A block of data
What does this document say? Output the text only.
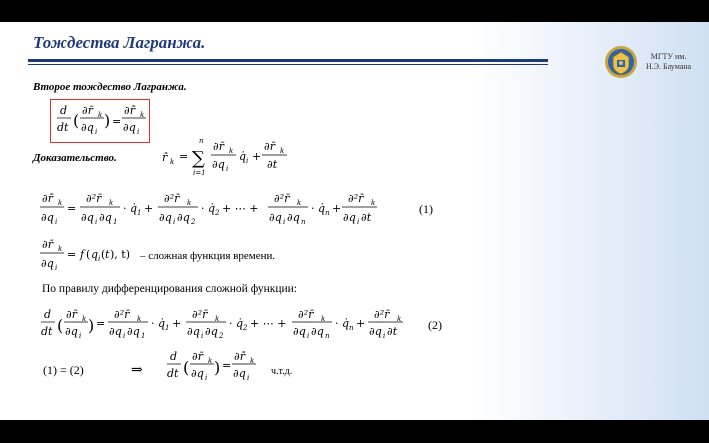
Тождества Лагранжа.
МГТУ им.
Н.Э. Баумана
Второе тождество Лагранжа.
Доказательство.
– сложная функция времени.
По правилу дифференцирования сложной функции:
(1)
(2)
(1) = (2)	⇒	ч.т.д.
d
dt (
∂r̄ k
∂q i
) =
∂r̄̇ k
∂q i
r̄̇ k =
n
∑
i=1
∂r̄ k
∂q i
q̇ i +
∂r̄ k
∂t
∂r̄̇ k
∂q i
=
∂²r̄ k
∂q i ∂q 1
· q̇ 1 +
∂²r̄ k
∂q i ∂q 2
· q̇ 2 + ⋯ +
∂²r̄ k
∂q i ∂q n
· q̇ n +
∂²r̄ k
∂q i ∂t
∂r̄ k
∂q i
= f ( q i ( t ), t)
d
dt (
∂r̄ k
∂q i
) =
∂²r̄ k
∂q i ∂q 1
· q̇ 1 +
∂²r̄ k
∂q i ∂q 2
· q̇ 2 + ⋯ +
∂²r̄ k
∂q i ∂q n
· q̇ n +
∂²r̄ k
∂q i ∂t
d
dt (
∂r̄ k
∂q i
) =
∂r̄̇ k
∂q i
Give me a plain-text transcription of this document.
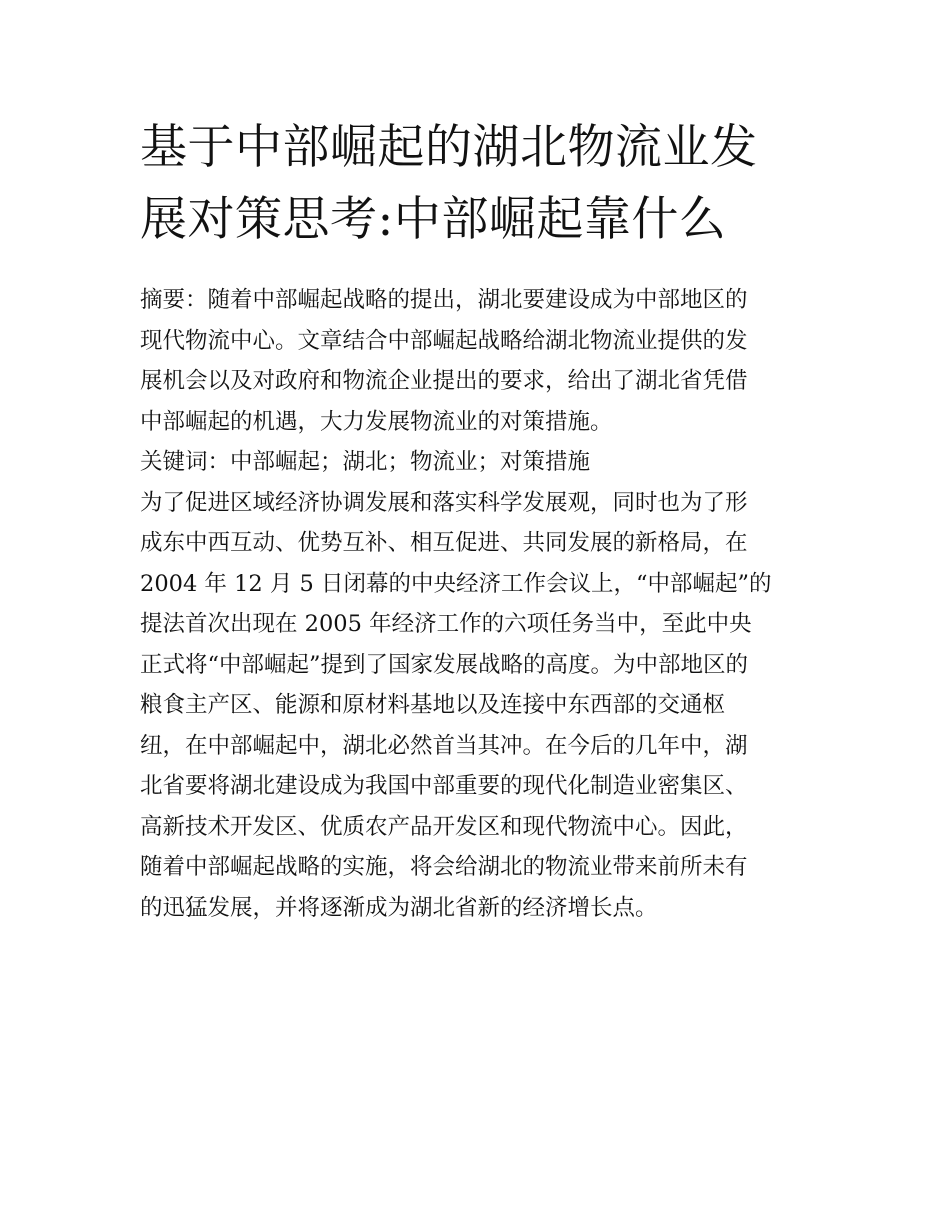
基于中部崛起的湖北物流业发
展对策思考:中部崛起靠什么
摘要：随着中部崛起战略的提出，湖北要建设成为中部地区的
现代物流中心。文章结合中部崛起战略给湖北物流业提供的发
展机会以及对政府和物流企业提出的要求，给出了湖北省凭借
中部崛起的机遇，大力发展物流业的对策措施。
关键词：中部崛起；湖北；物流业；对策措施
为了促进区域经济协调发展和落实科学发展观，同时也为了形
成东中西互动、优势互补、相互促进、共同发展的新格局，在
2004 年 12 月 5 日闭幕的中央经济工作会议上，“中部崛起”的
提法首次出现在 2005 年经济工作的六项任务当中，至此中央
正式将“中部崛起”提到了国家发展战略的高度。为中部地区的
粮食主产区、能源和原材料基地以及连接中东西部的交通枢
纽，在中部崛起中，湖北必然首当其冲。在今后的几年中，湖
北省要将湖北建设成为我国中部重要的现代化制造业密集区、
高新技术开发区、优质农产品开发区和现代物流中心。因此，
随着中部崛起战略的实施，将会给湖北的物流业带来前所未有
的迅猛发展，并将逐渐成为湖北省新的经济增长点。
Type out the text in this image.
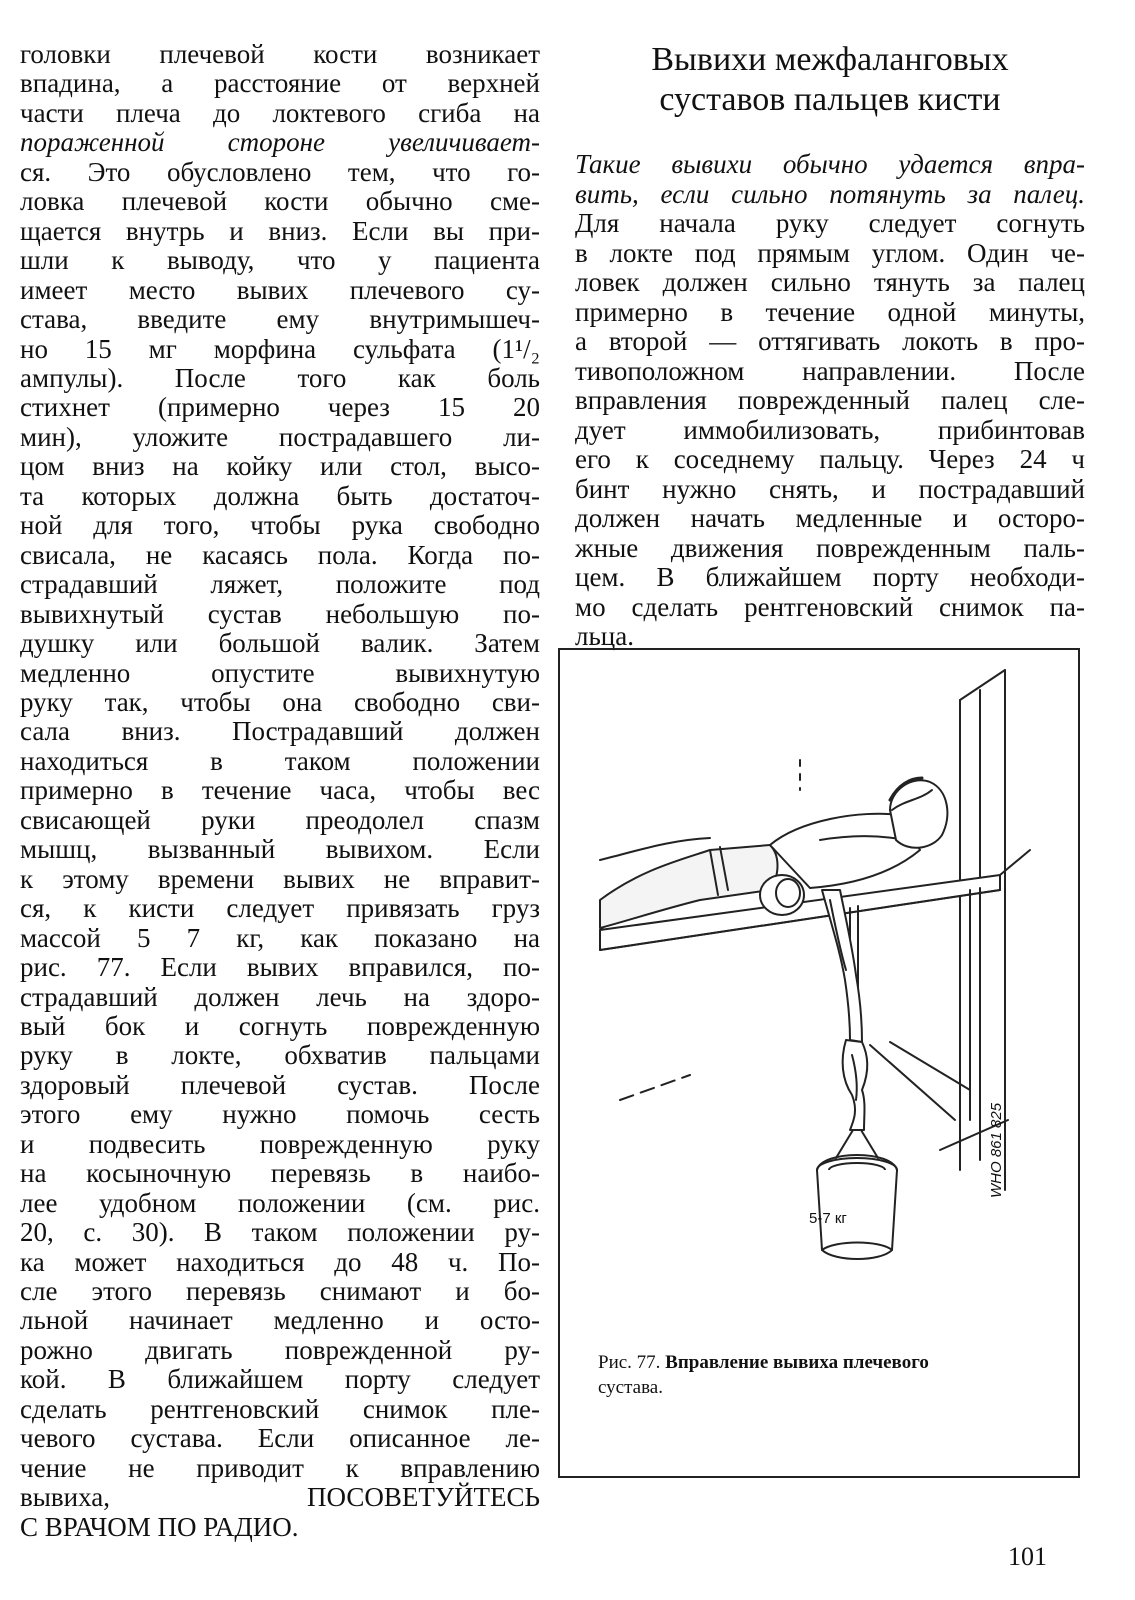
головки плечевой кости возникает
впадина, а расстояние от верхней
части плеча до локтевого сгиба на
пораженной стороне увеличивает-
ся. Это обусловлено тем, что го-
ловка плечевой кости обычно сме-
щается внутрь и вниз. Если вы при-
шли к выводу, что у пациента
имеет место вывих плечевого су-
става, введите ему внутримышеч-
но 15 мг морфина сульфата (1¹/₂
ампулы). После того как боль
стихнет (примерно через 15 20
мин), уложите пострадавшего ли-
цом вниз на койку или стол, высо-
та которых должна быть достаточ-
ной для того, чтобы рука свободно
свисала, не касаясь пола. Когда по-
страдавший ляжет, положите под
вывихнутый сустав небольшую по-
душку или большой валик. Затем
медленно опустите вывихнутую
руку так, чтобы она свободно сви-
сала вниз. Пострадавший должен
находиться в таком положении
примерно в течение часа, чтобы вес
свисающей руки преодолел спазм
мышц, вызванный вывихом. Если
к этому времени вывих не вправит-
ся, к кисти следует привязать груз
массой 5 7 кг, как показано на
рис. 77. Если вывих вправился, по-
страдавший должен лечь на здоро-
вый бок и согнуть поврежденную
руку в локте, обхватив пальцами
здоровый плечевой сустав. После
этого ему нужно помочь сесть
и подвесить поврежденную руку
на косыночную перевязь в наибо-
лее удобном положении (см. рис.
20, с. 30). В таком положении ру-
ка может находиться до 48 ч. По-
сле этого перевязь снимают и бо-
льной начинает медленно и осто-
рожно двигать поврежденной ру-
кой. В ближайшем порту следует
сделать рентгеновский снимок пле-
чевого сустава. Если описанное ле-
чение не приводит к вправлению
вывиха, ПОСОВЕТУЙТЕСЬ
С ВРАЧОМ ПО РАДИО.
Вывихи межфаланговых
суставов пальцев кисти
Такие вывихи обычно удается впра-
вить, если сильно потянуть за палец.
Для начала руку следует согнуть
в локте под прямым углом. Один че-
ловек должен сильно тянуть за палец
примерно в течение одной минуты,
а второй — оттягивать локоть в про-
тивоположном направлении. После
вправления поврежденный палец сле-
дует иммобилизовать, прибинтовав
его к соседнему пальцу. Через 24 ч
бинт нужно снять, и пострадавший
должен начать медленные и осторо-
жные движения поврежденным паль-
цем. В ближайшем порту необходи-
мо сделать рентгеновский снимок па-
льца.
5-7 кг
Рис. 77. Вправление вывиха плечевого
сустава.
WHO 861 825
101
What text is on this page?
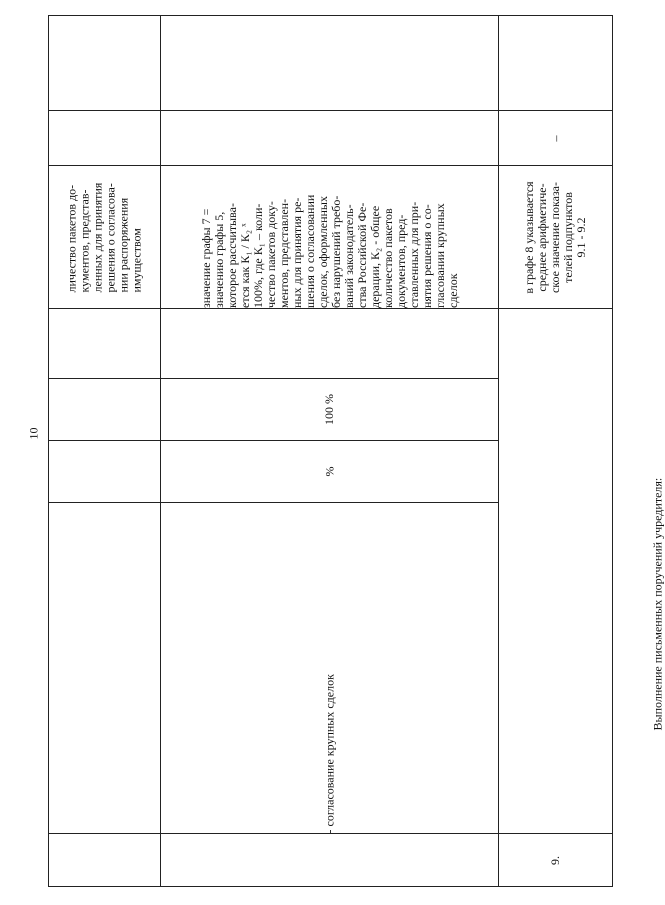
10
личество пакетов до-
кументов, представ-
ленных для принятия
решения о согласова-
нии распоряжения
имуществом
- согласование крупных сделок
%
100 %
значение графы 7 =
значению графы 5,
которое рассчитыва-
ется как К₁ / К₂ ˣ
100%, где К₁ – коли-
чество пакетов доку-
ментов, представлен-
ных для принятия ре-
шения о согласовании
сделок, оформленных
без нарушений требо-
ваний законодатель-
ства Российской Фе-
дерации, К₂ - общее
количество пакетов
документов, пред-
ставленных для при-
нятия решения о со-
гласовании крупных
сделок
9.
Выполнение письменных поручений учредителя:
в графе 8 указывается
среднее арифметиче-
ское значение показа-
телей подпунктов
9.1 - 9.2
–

### Direction
Scan the material and collect every line that contains "поврежденную".

### Solution
вый бок и согнуть поврежденную
и подвесить поврежденную руку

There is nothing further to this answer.